• **Exercise goal**:
Copy every line of the records below that holds the word "during".

• **Data supplied**:
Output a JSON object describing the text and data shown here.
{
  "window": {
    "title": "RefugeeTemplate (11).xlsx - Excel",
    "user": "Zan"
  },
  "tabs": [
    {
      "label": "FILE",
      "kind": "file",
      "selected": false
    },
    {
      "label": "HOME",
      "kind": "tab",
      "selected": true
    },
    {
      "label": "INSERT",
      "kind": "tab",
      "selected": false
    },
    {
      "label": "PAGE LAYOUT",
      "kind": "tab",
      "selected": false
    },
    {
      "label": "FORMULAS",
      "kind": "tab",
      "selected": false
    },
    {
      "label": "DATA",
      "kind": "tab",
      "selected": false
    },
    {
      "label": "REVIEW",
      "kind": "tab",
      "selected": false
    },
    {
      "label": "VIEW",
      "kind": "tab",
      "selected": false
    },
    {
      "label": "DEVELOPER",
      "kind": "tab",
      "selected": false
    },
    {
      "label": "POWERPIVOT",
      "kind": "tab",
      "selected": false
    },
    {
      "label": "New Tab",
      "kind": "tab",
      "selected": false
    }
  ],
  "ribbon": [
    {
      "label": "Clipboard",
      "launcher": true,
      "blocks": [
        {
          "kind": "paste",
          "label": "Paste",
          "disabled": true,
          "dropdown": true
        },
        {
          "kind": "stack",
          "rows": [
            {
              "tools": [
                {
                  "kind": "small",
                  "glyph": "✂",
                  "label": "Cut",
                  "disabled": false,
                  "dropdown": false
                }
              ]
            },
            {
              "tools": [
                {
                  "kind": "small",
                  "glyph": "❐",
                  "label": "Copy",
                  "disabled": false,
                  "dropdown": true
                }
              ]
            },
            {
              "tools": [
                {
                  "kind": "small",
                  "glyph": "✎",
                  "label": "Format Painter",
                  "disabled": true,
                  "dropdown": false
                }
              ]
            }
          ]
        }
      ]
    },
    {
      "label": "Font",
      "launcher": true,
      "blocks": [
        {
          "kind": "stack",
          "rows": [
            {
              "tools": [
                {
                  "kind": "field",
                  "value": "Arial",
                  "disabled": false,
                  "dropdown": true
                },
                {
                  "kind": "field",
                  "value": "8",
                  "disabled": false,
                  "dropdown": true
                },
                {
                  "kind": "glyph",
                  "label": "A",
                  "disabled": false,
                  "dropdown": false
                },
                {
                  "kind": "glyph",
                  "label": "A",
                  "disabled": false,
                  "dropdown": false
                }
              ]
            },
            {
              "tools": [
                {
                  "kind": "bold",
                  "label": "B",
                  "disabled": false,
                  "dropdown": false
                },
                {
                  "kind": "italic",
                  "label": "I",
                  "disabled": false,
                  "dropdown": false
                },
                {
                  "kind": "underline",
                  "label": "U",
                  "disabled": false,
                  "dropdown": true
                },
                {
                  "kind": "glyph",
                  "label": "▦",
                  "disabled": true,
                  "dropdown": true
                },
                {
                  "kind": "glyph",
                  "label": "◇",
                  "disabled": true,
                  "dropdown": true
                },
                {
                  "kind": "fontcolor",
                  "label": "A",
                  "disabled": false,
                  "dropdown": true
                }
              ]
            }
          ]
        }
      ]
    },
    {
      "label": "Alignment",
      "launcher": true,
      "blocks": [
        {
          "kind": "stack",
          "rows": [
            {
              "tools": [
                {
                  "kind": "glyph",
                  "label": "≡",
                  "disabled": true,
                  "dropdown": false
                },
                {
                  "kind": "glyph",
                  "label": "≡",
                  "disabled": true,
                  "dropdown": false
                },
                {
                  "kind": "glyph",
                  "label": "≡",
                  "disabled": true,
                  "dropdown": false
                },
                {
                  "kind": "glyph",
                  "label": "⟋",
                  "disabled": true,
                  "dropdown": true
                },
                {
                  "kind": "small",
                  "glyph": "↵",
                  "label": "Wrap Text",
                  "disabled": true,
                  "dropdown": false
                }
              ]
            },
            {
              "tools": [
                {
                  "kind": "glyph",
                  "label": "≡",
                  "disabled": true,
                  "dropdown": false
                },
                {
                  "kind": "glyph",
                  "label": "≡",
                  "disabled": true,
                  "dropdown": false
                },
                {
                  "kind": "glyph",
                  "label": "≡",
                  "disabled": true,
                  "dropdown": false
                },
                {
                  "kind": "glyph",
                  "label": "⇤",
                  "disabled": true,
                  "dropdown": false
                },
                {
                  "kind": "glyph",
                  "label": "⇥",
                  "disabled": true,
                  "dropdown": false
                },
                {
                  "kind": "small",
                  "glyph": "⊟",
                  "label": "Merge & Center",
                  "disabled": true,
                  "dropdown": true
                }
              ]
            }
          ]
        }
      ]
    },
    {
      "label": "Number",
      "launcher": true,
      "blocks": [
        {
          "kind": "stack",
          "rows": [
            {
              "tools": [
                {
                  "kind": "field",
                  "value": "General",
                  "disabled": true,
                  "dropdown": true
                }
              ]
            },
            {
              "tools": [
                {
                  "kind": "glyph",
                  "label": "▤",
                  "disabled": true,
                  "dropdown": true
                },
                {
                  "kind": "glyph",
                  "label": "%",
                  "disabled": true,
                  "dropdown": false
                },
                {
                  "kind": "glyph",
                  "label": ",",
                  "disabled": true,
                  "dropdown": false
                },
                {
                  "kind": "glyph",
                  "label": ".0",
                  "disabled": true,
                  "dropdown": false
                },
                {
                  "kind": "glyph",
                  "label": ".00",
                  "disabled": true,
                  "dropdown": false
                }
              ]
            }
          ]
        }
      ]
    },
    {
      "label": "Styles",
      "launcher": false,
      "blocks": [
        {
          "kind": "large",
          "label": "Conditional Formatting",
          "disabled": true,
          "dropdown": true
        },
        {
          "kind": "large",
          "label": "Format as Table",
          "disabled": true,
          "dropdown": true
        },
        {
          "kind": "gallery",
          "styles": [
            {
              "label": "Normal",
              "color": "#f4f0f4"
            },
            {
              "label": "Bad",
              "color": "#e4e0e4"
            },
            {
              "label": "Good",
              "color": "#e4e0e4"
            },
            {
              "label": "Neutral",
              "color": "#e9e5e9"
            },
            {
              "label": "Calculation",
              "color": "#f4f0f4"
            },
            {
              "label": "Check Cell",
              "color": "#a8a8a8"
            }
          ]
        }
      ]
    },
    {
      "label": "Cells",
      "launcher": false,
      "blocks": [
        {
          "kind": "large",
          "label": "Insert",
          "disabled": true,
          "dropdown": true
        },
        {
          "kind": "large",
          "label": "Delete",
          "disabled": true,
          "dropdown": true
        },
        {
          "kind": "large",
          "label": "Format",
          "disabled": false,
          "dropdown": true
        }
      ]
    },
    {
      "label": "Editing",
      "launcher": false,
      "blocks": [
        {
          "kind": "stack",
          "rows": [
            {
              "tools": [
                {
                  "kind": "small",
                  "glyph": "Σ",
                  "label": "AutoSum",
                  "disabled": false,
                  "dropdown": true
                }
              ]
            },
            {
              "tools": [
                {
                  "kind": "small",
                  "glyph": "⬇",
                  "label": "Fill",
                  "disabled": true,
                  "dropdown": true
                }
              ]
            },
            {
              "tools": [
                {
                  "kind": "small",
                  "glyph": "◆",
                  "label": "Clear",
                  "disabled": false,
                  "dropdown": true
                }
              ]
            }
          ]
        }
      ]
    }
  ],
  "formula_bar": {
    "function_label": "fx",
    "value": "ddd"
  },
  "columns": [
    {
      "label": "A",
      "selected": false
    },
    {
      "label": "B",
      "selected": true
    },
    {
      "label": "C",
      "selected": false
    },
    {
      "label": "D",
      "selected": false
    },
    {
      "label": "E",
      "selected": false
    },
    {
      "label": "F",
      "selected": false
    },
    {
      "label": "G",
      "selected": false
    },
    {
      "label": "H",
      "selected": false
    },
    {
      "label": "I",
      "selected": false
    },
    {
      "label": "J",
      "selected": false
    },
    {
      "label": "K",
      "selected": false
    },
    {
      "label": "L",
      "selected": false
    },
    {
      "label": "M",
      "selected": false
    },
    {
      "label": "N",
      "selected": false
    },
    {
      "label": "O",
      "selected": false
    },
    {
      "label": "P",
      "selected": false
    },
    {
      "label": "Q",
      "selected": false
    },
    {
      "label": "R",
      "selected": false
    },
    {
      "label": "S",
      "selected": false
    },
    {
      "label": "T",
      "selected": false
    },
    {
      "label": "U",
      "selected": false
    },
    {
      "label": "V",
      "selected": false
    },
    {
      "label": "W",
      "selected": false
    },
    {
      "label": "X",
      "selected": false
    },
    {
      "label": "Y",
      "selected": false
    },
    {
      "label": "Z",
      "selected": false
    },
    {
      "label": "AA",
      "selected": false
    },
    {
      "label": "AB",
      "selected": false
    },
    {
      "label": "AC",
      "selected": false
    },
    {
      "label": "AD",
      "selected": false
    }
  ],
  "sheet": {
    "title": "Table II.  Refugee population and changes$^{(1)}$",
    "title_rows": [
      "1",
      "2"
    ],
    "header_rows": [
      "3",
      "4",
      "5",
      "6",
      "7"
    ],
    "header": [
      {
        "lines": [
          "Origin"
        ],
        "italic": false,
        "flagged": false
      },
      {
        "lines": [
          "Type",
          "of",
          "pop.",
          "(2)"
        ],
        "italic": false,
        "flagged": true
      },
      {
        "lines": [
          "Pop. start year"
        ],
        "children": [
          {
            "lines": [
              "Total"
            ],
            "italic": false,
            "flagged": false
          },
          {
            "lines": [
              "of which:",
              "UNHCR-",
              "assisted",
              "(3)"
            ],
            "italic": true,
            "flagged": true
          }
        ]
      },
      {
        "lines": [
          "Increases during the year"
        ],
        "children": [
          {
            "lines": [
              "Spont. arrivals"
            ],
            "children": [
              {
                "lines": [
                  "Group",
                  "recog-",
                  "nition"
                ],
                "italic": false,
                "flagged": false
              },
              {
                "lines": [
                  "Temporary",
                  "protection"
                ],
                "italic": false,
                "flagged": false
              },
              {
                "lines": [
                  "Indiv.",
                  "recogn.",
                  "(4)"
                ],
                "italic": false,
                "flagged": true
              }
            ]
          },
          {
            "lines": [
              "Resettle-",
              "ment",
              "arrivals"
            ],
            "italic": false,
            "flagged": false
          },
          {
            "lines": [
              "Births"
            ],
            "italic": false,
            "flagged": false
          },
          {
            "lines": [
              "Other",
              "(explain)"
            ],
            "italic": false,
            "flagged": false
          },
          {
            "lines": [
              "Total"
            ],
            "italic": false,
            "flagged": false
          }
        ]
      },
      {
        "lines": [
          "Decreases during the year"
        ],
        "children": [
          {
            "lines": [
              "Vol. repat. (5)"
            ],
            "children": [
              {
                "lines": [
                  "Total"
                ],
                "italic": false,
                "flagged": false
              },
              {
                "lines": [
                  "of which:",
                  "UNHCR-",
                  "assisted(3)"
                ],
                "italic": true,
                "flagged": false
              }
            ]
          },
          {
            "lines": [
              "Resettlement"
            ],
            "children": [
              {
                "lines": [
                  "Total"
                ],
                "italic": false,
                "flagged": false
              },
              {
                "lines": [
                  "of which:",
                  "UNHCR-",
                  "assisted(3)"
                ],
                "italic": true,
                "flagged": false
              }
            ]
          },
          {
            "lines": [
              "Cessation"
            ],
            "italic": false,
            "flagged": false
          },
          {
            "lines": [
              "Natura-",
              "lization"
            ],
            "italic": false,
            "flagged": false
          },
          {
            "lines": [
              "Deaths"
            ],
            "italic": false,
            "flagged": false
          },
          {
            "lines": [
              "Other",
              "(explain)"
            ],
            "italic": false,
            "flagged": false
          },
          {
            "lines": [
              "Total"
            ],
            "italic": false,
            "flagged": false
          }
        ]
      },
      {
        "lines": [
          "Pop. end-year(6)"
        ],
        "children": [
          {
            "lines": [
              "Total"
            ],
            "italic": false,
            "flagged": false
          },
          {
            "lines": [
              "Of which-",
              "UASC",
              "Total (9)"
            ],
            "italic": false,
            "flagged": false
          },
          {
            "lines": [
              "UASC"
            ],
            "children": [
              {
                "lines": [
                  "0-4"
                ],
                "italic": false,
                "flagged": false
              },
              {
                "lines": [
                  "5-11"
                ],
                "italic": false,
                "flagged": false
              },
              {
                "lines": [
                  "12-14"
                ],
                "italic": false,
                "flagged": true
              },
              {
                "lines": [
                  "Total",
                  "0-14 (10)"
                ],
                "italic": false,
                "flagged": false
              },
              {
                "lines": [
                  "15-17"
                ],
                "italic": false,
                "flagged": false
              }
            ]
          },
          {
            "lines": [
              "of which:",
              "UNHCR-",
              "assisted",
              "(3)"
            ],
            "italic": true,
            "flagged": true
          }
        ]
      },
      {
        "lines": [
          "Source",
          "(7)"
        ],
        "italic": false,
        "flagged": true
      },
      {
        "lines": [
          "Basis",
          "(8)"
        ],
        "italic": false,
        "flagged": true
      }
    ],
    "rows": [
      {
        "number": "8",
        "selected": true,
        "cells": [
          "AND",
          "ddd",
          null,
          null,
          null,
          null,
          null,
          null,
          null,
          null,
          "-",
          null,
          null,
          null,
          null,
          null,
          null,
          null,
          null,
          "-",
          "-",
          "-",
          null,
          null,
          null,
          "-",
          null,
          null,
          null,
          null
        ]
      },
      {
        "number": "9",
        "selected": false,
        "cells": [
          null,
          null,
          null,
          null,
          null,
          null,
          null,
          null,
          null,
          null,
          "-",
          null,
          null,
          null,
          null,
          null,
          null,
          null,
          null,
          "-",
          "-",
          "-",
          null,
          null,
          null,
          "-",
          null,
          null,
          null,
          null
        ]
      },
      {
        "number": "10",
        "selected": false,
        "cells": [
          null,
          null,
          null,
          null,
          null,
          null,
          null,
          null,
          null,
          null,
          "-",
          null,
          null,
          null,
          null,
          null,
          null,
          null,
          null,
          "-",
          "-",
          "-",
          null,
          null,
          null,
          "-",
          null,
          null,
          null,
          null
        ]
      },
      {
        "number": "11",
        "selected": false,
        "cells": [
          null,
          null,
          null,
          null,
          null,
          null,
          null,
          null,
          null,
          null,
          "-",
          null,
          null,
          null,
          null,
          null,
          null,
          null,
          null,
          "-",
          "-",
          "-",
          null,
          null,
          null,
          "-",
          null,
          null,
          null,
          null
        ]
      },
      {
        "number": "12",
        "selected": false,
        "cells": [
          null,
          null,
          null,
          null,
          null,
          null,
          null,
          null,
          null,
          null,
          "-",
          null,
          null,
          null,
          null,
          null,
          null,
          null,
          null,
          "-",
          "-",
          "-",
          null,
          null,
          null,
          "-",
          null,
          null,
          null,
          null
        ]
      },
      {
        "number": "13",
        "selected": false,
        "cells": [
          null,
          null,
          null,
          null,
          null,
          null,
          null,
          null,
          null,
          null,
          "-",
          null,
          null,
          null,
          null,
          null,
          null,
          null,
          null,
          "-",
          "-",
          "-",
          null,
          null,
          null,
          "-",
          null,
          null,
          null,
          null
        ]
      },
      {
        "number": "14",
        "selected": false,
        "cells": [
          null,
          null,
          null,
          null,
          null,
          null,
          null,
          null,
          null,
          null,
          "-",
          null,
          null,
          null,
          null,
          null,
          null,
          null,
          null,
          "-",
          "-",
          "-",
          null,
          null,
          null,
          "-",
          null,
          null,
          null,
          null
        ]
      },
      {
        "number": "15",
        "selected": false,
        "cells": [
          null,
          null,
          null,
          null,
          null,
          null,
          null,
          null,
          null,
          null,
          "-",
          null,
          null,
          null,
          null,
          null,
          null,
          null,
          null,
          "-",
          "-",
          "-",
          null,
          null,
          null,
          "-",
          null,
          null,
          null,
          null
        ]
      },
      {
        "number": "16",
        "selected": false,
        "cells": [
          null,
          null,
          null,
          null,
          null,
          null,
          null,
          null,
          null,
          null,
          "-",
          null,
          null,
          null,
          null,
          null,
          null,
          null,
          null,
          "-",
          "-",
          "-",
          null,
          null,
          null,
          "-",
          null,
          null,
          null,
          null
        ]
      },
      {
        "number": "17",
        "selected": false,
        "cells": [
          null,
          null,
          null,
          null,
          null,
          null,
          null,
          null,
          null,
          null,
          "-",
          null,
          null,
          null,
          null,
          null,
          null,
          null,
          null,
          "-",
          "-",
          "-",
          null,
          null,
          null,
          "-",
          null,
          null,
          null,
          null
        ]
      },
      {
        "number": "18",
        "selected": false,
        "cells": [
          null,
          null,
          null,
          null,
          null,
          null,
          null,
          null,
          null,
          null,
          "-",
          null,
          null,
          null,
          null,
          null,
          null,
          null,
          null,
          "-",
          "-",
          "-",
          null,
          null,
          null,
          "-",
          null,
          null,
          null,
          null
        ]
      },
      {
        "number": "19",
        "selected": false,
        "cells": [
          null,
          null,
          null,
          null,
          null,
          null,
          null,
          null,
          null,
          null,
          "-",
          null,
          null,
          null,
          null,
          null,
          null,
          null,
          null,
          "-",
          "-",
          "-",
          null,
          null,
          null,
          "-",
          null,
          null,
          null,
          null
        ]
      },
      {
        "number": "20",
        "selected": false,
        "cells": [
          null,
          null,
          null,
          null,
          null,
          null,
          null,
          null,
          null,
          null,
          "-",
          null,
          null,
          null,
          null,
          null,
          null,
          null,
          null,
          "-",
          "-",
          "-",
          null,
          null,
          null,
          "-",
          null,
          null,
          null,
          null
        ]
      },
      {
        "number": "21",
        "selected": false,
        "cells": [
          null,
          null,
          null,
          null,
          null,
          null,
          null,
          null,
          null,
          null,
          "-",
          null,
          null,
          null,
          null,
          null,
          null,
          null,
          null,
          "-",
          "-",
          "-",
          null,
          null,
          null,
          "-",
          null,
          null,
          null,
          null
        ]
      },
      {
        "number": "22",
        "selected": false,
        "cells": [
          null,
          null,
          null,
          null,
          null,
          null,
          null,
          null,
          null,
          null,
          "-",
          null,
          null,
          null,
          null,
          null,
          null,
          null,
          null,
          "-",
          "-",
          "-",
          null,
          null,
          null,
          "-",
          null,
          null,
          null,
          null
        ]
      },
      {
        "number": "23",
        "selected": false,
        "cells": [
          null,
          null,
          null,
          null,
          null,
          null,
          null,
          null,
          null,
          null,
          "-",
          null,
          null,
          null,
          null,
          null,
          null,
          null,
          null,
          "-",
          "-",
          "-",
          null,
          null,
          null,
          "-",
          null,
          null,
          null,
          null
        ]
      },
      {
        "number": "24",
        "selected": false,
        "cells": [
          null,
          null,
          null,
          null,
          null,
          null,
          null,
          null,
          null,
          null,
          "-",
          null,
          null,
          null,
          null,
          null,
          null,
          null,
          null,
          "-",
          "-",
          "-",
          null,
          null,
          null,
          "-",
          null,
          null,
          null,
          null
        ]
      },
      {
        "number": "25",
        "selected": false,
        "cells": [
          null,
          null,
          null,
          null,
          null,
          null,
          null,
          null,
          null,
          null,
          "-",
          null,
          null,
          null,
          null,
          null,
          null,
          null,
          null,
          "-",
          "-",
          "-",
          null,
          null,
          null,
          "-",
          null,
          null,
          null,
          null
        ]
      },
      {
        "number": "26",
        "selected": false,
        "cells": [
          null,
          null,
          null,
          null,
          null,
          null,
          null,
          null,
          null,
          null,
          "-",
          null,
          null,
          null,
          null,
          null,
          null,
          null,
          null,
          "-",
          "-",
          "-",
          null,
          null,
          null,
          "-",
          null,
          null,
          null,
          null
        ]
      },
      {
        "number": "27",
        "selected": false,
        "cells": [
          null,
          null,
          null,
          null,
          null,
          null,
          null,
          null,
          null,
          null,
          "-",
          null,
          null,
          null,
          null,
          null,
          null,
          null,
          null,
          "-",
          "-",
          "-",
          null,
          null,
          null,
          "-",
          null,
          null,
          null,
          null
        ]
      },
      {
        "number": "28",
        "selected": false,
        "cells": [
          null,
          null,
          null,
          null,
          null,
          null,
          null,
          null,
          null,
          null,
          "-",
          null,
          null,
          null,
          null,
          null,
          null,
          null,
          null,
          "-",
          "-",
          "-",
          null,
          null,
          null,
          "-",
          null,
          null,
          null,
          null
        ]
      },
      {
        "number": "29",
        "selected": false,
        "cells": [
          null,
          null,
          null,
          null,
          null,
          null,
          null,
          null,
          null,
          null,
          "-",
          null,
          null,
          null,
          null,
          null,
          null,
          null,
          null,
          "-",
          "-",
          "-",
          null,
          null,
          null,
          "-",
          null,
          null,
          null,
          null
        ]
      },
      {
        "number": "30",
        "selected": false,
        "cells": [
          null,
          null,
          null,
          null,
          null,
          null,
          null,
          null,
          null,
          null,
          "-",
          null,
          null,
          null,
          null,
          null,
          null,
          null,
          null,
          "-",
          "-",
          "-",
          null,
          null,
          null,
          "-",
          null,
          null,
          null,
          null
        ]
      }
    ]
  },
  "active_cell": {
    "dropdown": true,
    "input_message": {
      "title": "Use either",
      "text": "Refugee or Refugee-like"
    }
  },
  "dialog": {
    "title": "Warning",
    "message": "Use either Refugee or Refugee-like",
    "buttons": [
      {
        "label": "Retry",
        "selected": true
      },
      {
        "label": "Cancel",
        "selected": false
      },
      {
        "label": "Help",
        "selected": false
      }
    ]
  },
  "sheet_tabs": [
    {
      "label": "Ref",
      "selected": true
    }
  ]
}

• **The completed task**:
          "Increases during the year"
          "Decreases during the year"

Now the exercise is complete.